- _DIRECTION_: Identify the lines containing the word "content". Copy each one.

Figure collection entries:
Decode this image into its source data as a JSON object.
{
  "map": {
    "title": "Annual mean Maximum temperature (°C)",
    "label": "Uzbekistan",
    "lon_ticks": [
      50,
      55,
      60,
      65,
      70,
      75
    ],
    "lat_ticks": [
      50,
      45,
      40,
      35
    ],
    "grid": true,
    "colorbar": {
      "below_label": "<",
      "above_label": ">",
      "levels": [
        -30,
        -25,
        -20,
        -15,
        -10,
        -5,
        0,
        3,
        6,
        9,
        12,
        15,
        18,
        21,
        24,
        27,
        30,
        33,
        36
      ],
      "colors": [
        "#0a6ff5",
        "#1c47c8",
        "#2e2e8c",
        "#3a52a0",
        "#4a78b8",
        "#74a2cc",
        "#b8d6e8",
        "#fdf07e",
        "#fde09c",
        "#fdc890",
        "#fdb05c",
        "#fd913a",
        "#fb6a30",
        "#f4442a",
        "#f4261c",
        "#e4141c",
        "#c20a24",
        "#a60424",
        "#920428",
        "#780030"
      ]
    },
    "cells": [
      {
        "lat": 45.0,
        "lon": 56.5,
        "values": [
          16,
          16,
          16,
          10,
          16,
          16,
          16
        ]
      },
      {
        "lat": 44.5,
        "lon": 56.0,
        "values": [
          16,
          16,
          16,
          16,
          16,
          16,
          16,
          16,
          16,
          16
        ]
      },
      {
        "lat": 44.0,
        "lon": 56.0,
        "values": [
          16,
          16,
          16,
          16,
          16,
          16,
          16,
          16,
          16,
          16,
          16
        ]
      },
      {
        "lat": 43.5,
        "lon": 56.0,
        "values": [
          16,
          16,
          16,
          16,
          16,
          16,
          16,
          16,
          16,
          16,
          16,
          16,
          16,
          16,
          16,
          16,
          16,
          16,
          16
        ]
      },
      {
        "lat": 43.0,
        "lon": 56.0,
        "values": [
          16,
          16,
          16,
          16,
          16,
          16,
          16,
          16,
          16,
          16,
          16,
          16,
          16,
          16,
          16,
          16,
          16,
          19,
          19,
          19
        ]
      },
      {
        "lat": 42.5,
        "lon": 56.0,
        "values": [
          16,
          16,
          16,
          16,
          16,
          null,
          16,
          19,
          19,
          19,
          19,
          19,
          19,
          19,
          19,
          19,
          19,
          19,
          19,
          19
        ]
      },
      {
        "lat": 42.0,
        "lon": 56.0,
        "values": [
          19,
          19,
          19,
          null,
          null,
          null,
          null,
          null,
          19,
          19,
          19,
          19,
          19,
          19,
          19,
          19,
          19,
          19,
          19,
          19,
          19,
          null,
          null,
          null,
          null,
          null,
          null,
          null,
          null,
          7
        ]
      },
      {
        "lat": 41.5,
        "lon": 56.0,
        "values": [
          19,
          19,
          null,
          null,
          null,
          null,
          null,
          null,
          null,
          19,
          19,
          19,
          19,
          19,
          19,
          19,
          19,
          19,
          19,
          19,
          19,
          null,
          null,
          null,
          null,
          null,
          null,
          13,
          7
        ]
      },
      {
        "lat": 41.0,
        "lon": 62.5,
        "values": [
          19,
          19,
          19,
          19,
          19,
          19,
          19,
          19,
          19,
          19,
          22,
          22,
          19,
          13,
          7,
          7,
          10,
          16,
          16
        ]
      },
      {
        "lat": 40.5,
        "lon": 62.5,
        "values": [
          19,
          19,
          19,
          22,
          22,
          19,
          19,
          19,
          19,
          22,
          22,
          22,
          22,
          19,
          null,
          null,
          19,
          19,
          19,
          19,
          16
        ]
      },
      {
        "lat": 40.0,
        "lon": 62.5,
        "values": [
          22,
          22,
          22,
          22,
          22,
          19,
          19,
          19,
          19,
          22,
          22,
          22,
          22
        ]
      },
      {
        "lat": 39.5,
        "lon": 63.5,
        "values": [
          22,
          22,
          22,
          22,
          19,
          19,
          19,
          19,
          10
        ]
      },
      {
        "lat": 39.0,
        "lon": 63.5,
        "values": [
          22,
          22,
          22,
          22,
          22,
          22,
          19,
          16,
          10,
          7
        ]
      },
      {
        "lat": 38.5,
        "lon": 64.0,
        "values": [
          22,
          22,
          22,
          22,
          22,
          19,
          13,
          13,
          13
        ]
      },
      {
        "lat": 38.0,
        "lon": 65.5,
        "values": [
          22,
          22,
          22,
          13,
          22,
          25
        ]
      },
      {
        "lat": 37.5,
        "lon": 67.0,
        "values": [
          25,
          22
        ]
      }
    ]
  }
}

---

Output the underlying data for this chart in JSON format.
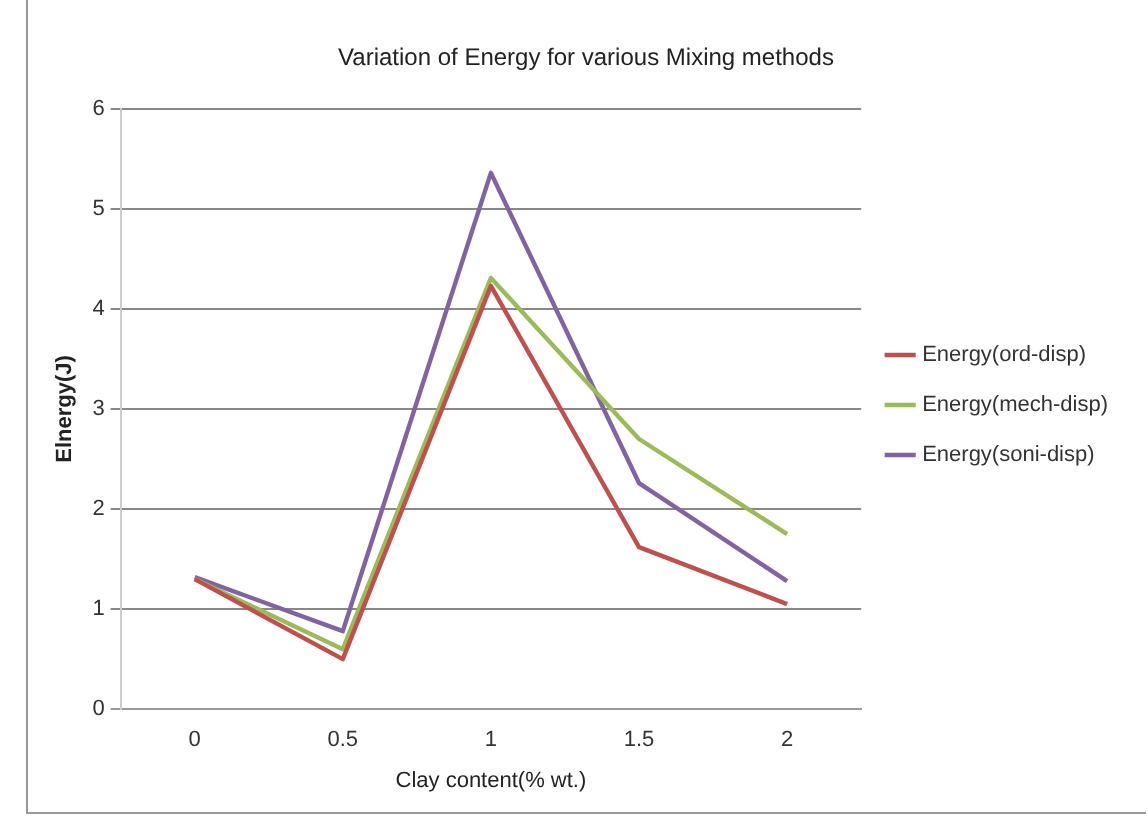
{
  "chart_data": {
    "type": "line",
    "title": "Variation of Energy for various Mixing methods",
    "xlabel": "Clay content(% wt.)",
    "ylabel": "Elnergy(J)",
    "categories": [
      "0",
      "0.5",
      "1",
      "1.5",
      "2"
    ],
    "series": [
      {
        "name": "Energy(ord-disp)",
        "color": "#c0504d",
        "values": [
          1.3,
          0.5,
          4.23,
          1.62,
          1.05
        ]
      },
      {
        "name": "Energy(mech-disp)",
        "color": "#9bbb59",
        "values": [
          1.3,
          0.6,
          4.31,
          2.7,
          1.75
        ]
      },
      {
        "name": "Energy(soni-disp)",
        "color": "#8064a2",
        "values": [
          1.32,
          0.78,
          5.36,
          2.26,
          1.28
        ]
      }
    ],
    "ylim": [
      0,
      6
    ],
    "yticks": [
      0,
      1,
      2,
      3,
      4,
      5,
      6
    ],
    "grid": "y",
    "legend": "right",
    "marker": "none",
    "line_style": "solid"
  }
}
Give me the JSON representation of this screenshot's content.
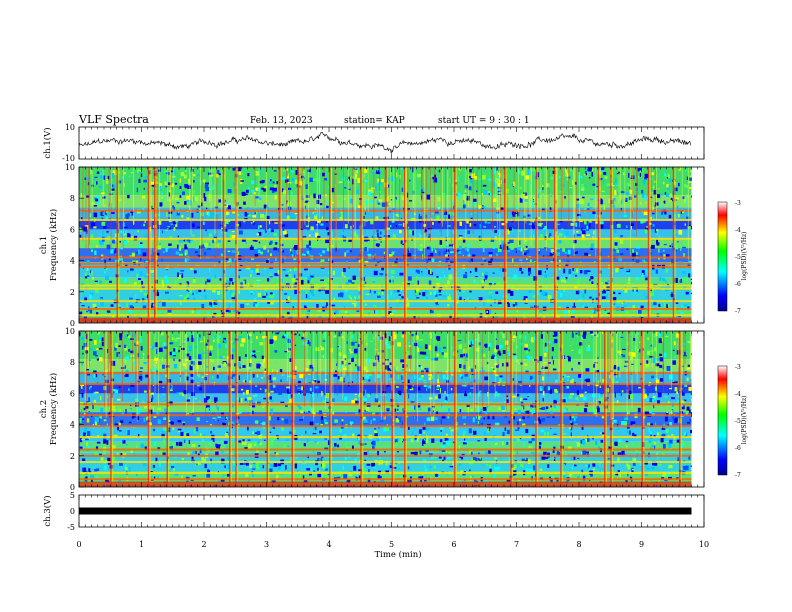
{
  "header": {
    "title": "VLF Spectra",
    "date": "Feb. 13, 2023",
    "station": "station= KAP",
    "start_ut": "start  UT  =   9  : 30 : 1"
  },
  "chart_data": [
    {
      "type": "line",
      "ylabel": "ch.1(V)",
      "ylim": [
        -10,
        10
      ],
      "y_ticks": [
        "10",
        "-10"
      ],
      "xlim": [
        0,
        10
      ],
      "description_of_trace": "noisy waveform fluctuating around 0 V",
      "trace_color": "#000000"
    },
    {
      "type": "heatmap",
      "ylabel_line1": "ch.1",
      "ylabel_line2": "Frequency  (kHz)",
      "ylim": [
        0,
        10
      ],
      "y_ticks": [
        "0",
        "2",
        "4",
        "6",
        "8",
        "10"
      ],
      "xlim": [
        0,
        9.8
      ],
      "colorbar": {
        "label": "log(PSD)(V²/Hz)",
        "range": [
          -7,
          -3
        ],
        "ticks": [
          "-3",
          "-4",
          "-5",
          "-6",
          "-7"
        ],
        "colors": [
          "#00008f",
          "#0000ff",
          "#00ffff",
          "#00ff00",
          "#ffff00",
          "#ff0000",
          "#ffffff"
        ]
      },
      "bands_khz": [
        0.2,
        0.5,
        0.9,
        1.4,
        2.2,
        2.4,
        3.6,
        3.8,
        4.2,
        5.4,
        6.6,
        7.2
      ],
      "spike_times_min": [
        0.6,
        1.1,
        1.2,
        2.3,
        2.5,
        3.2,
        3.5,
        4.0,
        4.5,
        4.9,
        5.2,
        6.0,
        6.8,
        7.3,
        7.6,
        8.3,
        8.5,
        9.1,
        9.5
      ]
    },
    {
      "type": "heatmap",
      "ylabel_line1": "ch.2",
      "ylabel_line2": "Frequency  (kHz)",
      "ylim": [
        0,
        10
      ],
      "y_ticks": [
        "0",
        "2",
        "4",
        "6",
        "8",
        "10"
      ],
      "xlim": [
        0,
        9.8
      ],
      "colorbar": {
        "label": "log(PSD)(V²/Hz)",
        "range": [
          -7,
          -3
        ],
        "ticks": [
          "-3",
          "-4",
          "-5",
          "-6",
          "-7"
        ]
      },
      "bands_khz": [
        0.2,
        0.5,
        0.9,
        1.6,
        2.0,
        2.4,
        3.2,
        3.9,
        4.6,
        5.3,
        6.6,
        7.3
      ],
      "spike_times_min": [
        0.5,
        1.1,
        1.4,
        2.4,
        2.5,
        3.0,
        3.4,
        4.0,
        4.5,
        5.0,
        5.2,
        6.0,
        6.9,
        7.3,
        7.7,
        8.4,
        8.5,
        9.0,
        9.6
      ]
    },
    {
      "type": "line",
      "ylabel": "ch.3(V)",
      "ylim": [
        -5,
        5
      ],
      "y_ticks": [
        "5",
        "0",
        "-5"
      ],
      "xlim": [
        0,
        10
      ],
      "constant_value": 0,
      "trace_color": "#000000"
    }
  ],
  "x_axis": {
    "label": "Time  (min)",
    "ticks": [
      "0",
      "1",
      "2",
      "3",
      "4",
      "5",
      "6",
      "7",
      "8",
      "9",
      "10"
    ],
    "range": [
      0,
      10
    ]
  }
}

- _RIGHT ANSWER_:
    "xlabel": "Clay content(% wt.)",
Give me the JSON representation of this screenshot's content.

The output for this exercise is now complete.